PROVIDED DATA:

____

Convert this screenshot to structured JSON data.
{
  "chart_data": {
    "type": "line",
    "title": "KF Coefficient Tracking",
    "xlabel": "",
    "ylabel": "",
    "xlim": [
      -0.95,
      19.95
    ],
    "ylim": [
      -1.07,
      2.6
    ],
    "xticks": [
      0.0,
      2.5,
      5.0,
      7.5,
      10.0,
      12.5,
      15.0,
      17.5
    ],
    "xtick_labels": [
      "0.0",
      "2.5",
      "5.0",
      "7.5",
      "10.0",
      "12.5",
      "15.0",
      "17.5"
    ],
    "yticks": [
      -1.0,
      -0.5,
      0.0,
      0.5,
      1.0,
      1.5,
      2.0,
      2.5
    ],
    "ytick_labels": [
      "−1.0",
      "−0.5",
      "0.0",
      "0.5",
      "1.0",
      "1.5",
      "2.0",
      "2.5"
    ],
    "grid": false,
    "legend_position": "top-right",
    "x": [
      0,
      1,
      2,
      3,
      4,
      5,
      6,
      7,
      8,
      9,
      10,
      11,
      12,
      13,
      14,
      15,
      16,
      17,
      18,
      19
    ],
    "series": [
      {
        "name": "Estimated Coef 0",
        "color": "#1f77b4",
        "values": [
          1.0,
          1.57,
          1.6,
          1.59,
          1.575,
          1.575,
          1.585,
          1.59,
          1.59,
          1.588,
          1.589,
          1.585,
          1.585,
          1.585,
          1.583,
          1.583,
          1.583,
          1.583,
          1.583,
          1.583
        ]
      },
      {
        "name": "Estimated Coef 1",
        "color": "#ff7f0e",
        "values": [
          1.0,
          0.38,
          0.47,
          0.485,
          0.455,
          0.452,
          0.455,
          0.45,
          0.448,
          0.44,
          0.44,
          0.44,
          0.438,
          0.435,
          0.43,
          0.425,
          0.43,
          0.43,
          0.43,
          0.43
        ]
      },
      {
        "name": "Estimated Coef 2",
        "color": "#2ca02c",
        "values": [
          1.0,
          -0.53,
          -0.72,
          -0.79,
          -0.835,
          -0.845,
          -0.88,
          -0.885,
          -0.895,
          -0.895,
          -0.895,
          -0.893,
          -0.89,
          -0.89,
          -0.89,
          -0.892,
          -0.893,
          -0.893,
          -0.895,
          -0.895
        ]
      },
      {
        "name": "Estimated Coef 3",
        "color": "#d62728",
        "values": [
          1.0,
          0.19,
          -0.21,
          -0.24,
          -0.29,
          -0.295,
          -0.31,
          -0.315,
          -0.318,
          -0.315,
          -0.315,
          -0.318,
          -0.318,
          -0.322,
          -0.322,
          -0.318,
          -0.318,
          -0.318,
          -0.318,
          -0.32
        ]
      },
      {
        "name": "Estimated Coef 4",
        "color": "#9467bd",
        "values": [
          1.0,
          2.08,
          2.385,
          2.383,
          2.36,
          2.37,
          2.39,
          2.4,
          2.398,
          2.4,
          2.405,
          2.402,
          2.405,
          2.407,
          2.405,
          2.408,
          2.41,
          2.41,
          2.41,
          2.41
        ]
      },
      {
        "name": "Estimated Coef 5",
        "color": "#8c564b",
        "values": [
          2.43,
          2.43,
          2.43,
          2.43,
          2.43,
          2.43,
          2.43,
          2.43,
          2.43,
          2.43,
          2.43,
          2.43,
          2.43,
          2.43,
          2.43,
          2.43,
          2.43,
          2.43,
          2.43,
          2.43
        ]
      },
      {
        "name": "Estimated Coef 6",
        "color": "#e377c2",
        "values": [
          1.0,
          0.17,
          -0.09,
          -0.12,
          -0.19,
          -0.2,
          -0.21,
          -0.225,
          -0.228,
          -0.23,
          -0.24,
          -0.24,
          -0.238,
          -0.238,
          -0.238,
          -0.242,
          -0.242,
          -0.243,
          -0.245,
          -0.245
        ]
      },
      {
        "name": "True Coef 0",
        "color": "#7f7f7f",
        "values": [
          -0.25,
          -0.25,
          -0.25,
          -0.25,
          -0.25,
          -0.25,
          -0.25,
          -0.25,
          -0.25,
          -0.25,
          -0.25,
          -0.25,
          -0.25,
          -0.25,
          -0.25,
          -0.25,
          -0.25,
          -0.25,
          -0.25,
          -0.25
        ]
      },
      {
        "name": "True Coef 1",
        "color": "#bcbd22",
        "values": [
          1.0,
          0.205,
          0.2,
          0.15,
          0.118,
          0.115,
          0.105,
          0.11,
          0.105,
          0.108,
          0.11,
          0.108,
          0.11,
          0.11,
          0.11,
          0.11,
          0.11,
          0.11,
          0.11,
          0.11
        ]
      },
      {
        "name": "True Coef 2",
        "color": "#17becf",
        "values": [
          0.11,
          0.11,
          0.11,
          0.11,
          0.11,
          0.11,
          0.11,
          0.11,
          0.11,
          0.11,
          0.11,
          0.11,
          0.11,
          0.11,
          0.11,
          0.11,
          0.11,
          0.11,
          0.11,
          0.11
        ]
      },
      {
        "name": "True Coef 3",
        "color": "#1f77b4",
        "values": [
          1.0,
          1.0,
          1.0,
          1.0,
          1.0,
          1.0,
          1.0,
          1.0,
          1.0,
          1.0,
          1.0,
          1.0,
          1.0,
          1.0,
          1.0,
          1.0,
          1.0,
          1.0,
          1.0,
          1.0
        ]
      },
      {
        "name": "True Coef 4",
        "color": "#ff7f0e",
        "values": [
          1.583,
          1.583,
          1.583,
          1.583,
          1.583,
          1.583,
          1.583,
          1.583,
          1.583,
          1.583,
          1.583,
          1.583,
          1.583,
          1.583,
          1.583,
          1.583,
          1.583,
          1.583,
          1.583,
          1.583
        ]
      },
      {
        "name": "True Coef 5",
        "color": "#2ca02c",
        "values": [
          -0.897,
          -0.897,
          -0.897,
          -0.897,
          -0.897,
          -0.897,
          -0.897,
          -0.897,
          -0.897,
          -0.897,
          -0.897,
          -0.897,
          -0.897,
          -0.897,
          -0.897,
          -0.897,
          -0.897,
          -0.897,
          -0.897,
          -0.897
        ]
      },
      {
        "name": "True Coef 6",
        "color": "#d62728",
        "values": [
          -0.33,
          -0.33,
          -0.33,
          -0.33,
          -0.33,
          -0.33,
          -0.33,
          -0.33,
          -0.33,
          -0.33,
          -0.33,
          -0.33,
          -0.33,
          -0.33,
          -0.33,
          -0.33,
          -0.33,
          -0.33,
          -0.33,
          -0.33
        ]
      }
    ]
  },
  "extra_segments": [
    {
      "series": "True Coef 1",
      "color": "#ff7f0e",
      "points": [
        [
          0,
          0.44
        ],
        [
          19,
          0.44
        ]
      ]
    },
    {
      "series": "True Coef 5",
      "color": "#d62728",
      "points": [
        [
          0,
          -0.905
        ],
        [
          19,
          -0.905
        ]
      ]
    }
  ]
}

____

DIRECTIVE: In the lines above, find each one with "Estimated" and list it.

COMPLETE OUTPUT:
        "name": "Estimated Coef 0",
        "name": "Estimated Coef 1",
        "name": "Estimated Coef 2",
        "name": "Estimated Coef 3",
        "name": "Estimated Coef 4",
        "name": "Estimated Coef 5",
        "name": "Estimated Coef 6",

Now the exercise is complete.